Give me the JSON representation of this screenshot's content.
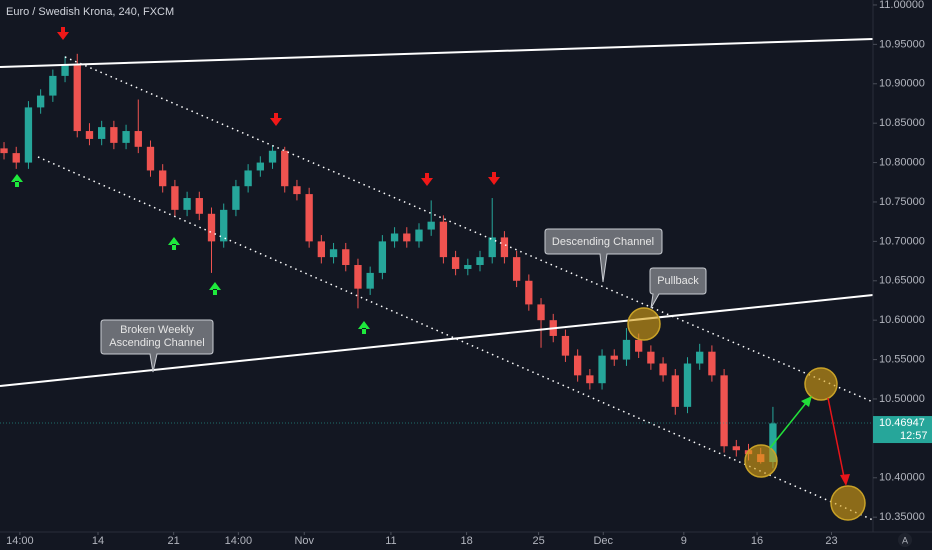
{
  "chart_data": {
    "type": "candlestick",
    "title": "Euro / Swedish Krona, 240, FXCM",
    "x": [
      0,
      1,
      2,
      3,
      4,
      5,
      6,
      7,
      8,
      9,
      10,
      11,
      12,
      13,
      14,
      15,
      16,
      17,
      18,
      19,
      20,
      21,
      22,
      23,
      24,
      25,
      26,
      27,
      28,
      29,
      30,
      31,
      32,
      33,
      34,
      35,
      36,
      37,
      38,
      39,
      40,
      41,
      42,
      43,
      44,
      45,
      46,
      47,
      48,
      49,
      50,
      51,
      52,
      53,
      54,
      55,
      56,
      57,
      58,
      59,
      60,
      61,
      62,
      63
    ],
    "open": [
      10.818,
      10.812,
      10.8,
      10.87,
      10.885,
      10.91,
      10.925,
      10.84,
      10.83,
      10.845,
      10.825,
      10.84,
      10.82,
      10.79,
      10.77,
      10.74,
      10.755,
      10.735,
      10.7,
      10.74,
      10.77,
      10.79,
      10.8,
      10.815,
      10.77,
      10.76,
      10.7,
      10.68,
      10.69,
      10.67,
      10.64,
      10.66,
      10.7,
      10.71,
      10.7,
      10.715,
      10.725,
      10.68,
      10.665,
      10.67,
      10.68,
      10.705,
      10.68,
      10.65,
      10.62,
      10.6,
      10.58,
      10.555,
      10.53,
      10.52,
      10.555,
      10.55,
      10.575,
      10.56,
      10.545,
      10.53,
      10.49,
      10.545,
      10.56,
      10.53,
      10.44,
      10.435,
      10.43,
      10.42
    ],
    "high": [
      10.826,
      10.82,
      10.878,
      10.893,
      10.918,
      10.935,
      10.938,
      10.85,
      10.853,
      10.853,
      10.848,
      10.88,
      10.828,
      10.798,
      10.778,
      10.763,
      10.763,
      10.743,
      10.748,
      10.778,
      10.798,
      10.808,
      10.822,
      10.82,
      10.778,
      10.768,
      10.708,
      10.698,
      10.698,
      10.678,
      10.668,
      10.708,
      10.718,
      10.718,
      10.723,
      10.752,
      10.733,
      10.688,
      10.678,
      10.688,
      10.755,
      10.713,
      10.688,
      10.658,
      10.628,
      10.608,
      10.588,
      10.563,
      10.538,
      10.563,
      10.563,
      10.59,
      10.583,
      10.568,
      10.553,
      10.538,
      10.553,
      10.57,
      10.568,
      10.538,
      10.448,
      10.443,
      10.438,
      10.49
    ],
    "low": [
      10.804,
      10.792,
      10.792,
      10.862,
      10.877,
      10.902,
      10.832,
      10.822,
      10.822,
      10.817,
      10.817,
      10.812,
      10.782,
      10.762,
      10.732,
      10.732,
      10.727,
      10.66,
      10.692,
      10.732,
      10.762,
      10.782,
      10.792,
      10.762,
      10.752,
      10.692,
      10.672,
      10.672,
      10.662,
      10.615,
      10.632,
      10.652,
      10.692,
      10.692,
      10.692,
      10.707,
      10.672,
      10.657,
      10.657,
      10.662,
      10.672,
      10.672,
      10.642,
      10.612,
      10.565,
      10.572,
      10.547,
      10.522,
      10.512,
      10.512,
      10.542,
      10.542,
      10.552,
      10.537,
      10.522,
      10.48,
      10.482,
      10.537,
      10.522,
      10.432,
      10.427,
      10.422,
      10.418,
      10.412
    ],
    "close": [
      10.812,
      10.8,
      10.87,
      10.885,
      10.91,
      10.925,
      10.84,
      10.83,
      10.845,
      10.825,
      10.84,
      10.82,
      10.79,
      10.77,
      10.74,
      10.755,
      10.735,
      10.7,
      10.74,
      10.77,
      10.79,
      10.8,
      10.815,
      10.77,
      10.76,
      10.7,
      10.68,
      10.69,
      10.67,
      10.64,
      10.66,
      10.7,
      10.71,
      10.7,
      10.715,
      10.725,
      10.68,
      10.665,
      10.67,
      10.68,
      10.705,
      10.68,
      10.65,
      10.62,
      10.6,
      10.58,
      10.555,
      10.53,
      10.52,
      10.555,
      10.55,
      10.575,
      10.56,
      10.545,
      10.53,
      10.49,
      10.545,
      10.56,
      10.53,
      10.44,
      10.435,
      10.43,
      10.42,
      10.469
    ],
    "up_color": "#26a69a",
    "down_color": "#ef5350",
    "xlim": [
      -0.33,
      71.2
    ],
    "xticks": [
      {
        "value": 1.3,
        "label": "14:00"
      },
      {
        "value": 7.7,
        "label": "14"
      },
      {
        "value": 13.9,
        "label": "21"
      },
      {
        "value": 19.2,
        "label": "14:00"
      },
      {
        "value": 24.6,
        "label": "Nov"
      },
      {
        "value": 31.7,
        "label": "11"
      },
      {
        "value": 37.9,
        "label": "18"
      },
      {
        "value": 43.8,
        "label": "25"
      },
      {
        "value": 49.1,
        "label": "Dec"
      },
      {
        "value": 55.7,
        "label": "9"
      },
      {
        "value": 61.7,
        "label": "16"
      },
      {
        "value": 67.8,
        "label": "23"
      }
    ],
    "ylim": [
      10.3312,
      11.0063
    ],
    "yticks": [
      {
        "value": 11.0,
        "label": "11.00000"
      },
      {
        "value": 10.95,
        "label": "10.95000"
      },
      {
        "value": 10.9,
        "label": "10.90000"
      },
      {
        "value": 10.85,
        "label": "10.85000"
      },
      {
        "value": 10.8,
        "label": "10.80000"
      },
      {
        "value": 10.75,
        "label": "10.75000"
      },
      {
        "value": 10.7,
        "label": "10.70000"
      },
      {
        "value": 10.65,
        "label": "10.65000"
      },
      {
        "value": 10.6,
        "label": "10.60000"
      },
      {
        "value": 10.55,
        "label": "10.55000"
      },
      {
        "value": 10.5,
        "label": "10.50000"
      },
      {
        "value": 10.45,
        "label": "10.45000"
      },
      {
        "value": 10.4,
        "label": "10.40000"
      },
      {
        "value": 10.35,
        "label": "10.35000"
      }
    ],
    "last_price": 10.46947,
    "countdown": "12:57",
    "annotations": [
      "Descending Channel",
      "Pullback",
      "Broken Weekly",
      "Ascending Channel"
    ],
    "auto_button": "A"
  }
}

####

• **PROBLEM TO SOLVE**: Using the listing above, locate the lines that hold "Channel" and copy each one.

• **THE ANSWER**:
      "Descending Channel",
      "Ascending Channel"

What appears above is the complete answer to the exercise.